Lines of data
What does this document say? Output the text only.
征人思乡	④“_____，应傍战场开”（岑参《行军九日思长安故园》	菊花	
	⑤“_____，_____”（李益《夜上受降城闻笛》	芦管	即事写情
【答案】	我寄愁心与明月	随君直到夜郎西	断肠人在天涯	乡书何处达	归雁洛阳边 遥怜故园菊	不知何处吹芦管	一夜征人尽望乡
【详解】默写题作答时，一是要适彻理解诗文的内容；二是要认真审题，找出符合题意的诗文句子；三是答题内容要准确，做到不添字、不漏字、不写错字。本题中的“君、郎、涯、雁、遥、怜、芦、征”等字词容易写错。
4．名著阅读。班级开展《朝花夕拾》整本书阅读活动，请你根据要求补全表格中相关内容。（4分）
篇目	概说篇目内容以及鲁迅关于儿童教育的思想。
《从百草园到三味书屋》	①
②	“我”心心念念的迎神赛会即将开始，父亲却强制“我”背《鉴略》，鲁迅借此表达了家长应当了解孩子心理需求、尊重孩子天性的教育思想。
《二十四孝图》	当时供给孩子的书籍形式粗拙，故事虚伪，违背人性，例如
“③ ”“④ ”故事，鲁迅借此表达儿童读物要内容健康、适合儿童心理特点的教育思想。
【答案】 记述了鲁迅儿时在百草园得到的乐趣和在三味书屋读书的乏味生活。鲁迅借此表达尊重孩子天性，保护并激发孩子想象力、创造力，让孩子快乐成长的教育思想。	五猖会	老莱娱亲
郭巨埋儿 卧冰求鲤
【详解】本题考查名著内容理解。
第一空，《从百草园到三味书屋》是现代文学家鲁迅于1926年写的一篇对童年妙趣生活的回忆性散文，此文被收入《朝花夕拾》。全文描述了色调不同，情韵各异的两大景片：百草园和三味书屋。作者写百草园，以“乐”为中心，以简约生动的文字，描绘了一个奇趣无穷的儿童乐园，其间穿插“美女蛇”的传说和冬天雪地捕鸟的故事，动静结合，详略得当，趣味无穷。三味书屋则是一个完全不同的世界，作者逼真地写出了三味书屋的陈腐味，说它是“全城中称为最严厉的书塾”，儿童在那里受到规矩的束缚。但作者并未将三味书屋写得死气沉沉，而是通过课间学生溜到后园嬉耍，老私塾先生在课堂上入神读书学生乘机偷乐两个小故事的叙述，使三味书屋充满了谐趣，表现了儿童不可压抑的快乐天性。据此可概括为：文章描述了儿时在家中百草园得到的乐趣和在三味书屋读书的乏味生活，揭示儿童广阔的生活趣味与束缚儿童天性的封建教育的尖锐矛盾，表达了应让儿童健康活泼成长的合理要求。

* [WHAT YOU HAVE TO DO] Quote the whole listing above, leaving nothing out.

* [FULL SOLUTION]
What does this document say? Output the text only.
征人思乡	④“_____，应傍战场开”（岑参《行军九日思长安故园》	菊花	
	⑤“_____，_____”（李益《夜上受降城闻笛》	芦管	即事写情
【答案】	我寄愁心与明月	随君直到夜郎西	断肠人在天涯	乡书何处达	归雁洛阳边 遥怜故园菊	不知何处吹芦管	一夜征人尽望乡
【详解】默写题作答时，一是要适彻理解诗文的内容；二是要认真审题，找出符合题意的诗文句子；三是答题内容要准确，做到不添字、不漏字、不写错字。本题中的“君、郎、涯、雁、遥、怜、芦、征”等字词容易写错。
4．名著阅读。班级开展《朝花夕拾》整本书阅读活动，请你根据要求补全表格中相关内容。（4分）
篇目	概说篇目内容以及鲁迅关于儿童教育的思想。
《从百草园到三味书屋》	①
②	“我”心心念念的迎神赛会即将开始，父亲却强制“我”背《鉴略》，鲁迅借此表达了家长应当了解孩子心理需求、尊重孩子天性的教育思想。
《二十四孝图》	当时供给孩子的书籍形式粗拙，故事虚伪，违背人性，例如
“③ ”“④ ”故事，鲁迅借此表达儿童读物要内容健康、适合儿童心理特点的教育思想。
【答案】 记述了鲁迅儿时在百草园得到的乐趣和在三味书屋读书的乏味生活。鲁迅借此表达尊重孩子天性，保护并激发孩子想象力、创造力，让孩子快乐成长的教育思想。	五猖会	老莱娱亲
郭巨埋儿 卧冰求鲤
【详解】本题考查名著内容理解。
第一空，《从百草园到三味书屋》是现代文学家鲁迅于1926年写的一篇对童年妙趣生活的回忆性散文，此文被收入《朝花夕拾》。全文描述了色调不同，情韵各异的两大景片：百草园和三味书屋。作者写百草园，以“乐”为中心，以简约生动的文字，描绘了一个奇趣无穷的儿童乐园，其间穿插“美女蛇”的传说和冬天雪地捕鸟的故事，动静结合，详略得当，趣味无穷。三味书屋则是一个完全不同的世界，作者逼真地写出了三味书屋的陈腐味，说它是“全城中称为最严厉的书塾”，儿童在那里受到规矩的束缚。但作者并未将三味书屋写得死气沉沉，而是通过课间学生溜到后园嬉耍，老私塾先生在课堂上入神读书学生乘机偷乐两个小故事的叙述，使三味书屋充满了谐趣，表现了儿童不可压抑的快乐天性。据此可概括为：文章描述了儿时在家中百草园得到的乐趣和在三味书屋读书的乏味生活，揭示儿童广阔的生活趣味与束缚儿童天性的封建教育的尖锐矛盾，表达了应让儿童健康活泼成长的合理要求。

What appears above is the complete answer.